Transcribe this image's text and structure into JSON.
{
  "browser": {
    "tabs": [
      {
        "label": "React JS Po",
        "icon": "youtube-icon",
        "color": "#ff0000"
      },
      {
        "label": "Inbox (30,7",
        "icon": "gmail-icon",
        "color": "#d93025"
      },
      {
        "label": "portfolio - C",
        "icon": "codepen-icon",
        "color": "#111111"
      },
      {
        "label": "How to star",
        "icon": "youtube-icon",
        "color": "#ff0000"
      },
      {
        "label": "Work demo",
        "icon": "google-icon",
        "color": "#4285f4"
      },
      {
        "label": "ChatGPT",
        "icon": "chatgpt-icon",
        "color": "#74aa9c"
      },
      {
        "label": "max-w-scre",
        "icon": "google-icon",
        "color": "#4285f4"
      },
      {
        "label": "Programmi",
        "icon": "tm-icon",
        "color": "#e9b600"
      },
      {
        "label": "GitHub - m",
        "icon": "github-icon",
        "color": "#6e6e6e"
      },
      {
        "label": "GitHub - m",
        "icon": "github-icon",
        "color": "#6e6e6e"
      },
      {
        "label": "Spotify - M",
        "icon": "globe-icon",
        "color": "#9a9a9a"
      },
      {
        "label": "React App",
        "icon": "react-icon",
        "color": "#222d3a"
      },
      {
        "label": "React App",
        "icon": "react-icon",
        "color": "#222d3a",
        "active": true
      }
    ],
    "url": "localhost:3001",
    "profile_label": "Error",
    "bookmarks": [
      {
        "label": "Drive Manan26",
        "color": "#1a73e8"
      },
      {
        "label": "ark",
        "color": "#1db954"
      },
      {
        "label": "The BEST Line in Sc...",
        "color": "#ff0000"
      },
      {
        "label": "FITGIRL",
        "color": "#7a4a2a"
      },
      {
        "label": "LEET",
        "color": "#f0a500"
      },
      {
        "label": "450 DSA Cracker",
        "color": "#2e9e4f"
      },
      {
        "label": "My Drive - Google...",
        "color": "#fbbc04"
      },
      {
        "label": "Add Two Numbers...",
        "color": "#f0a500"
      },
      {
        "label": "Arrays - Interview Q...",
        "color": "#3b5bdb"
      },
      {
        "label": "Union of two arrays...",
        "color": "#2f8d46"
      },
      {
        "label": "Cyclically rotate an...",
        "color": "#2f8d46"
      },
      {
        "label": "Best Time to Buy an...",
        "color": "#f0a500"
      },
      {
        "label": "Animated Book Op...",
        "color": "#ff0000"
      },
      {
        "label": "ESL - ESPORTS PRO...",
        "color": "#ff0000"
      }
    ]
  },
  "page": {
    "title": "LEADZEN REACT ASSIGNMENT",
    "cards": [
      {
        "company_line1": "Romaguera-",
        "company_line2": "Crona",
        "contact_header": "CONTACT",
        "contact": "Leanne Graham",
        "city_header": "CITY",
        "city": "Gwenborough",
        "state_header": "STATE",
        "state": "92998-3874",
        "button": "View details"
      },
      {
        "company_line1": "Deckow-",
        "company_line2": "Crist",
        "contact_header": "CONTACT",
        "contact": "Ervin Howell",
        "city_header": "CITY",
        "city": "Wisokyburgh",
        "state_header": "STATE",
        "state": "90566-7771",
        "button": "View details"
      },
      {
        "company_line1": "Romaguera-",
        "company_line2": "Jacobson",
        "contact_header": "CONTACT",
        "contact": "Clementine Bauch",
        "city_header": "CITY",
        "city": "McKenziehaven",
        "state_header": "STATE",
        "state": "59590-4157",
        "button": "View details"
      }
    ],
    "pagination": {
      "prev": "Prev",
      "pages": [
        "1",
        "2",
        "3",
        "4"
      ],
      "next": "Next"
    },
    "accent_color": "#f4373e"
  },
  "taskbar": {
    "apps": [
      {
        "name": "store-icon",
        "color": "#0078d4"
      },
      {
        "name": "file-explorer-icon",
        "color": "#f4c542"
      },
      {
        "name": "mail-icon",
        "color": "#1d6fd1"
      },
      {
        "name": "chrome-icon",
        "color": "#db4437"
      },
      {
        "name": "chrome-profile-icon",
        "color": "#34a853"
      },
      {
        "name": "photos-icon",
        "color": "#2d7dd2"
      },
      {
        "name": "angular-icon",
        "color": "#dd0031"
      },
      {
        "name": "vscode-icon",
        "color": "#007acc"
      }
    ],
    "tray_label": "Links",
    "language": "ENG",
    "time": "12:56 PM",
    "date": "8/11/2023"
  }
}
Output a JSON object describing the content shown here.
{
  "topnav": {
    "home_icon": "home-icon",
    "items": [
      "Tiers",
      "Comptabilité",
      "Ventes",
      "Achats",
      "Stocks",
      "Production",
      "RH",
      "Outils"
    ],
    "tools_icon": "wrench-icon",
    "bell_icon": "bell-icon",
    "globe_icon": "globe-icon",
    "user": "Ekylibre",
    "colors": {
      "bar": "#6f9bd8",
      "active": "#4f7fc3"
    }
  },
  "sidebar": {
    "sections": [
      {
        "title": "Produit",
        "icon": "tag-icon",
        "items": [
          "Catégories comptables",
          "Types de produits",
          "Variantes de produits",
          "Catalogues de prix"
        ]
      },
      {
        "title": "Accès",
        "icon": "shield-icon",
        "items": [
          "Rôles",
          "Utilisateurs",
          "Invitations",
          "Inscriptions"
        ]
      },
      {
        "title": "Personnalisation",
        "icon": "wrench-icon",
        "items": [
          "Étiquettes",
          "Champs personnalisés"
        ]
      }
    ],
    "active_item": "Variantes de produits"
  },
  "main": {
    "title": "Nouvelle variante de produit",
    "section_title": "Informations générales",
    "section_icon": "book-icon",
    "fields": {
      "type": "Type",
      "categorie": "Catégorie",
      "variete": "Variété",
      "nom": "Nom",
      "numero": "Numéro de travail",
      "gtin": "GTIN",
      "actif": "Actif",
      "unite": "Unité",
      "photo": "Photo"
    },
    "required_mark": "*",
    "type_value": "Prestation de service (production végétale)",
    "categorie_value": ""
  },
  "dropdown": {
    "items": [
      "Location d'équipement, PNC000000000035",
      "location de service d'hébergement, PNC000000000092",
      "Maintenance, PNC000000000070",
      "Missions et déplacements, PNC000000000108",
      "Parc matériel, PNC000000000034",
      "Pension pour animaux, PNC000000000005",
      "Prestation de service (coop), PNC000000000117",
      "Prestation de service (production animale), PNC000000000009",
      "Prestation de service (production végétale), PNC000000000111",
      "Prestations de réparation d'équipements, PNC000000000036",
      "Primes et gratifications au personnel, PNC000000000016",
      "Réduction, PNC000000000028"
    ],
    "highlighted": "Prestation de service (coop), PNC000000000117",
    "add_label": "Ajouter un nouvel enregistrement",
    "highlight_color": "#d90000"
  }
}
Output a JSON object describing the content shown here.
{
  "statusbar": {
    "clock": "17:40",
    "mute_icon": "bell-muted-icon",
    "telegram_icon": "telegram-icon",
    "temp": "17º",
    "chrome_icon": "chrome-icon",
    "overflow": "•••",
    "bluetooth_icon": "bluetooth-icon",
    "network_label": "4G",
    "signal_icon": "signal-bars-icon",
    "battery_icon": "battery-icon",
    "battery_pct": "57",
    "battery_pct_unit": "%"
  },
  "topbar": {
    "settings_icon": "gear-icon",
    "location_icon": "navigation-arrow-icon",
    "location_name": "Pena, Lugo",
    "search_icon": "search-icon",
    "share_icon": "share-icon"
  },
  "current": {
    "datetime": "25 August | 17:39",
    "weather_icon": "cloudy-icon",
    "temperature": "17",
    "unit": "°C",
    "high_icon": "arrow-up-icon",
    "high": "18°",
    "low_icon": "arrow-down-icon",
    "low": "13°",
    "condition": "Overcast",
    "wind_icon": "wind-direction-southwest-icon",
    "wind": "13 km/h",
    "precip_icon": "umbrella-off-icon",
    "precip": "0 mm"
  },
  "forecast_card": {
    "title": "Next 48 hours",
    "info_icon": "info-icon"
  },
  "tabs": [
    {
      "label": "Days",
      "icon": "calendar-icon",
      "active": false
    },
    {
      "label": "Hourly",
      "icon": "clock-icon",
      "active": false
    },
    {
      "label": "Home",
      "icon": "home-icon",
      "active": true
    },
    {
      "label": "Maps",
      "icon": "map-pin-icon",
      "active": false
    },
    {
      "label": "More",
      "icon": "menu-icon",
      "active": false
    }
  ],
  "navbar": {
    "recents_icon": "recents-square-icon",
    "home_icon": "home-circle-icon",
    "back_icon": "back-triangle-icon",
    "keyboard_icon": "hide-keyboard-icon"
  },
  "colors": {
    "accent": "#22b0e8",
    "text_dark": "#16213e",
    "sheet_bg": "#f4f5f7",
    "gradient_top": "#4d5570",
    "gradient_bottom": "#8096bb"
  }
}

◇ ◇ ◇ ◇ ◇

(Short exercise) Among the entries above, identify all lines with "wind" and copy them.

(Written reply)
    "wind_icon": "wind-direction-southwest-icon",
    "wind": "13 km/h",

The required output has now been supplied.